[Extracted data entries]

— START —

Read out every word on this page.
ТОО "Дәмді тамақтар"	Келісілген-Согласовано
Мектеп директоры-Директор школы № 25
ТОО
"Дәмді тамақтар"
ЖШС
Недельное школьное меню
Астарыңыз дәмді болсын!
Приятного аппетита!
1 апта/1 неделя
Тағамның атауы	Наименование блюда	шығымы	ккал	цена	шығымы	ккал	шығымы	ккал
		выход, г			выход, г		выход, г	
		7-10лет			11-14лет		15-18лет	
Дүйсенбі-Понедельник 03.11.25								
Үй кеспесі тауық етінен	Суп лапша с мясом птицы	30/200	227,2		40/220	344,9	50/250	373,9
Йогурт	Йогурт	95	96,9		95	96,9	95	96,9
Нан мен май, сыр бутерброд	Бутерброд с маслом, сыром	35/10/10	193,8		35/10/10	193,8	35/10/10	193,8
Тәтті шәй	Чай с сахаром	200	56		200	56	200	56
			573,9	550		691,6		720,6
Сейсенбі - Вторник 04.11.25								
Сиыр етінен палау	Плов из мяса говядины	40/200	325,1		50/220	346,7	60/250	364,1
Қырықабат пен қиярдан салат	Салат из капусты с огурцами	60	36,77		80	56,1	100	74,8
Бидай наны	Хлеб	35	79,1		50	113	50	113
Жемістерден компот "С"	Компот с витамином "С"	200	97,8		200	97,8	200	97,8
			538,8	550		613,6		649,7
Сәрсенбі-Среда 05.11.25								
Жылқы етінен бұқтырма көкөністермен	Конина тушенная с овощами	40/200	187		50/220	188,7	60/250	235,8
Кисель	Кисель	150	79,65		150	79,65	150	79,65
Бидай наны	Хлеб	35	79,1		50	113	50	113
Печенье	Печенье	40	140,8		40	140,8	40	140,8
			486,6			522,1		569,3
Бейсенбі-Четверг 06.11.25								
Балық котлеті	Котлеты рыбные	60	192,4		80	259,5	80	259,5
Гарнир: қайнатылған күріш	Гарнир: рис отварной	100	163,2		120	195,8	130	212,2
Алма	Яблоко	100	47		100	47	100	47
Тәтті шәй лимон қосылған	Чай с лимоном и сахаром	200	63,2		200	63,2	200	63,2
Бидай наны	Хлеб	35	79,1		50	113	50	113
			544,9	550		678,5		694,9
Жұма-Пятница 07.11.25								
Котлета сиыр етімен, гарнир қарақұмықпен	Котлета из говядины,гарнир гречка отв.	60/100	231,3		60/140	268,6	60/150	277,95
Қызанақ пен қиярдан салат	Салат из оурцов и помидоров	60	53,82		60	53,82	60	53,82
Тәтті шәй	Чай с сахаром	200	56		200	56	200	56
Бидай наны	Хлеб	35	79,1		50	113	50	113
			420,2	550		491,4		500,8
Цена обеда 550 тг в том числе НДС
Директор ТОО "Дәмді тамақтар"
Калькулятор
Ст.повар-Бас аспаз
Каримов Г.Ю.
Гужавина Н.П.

— END —

» GIVEN TASK: Show the lines of the data that hold the word "Директор".

» SOLUTION:
Мектеп директоры-Директор школы № 25
Директор ТОО "Дәмді тамақтар"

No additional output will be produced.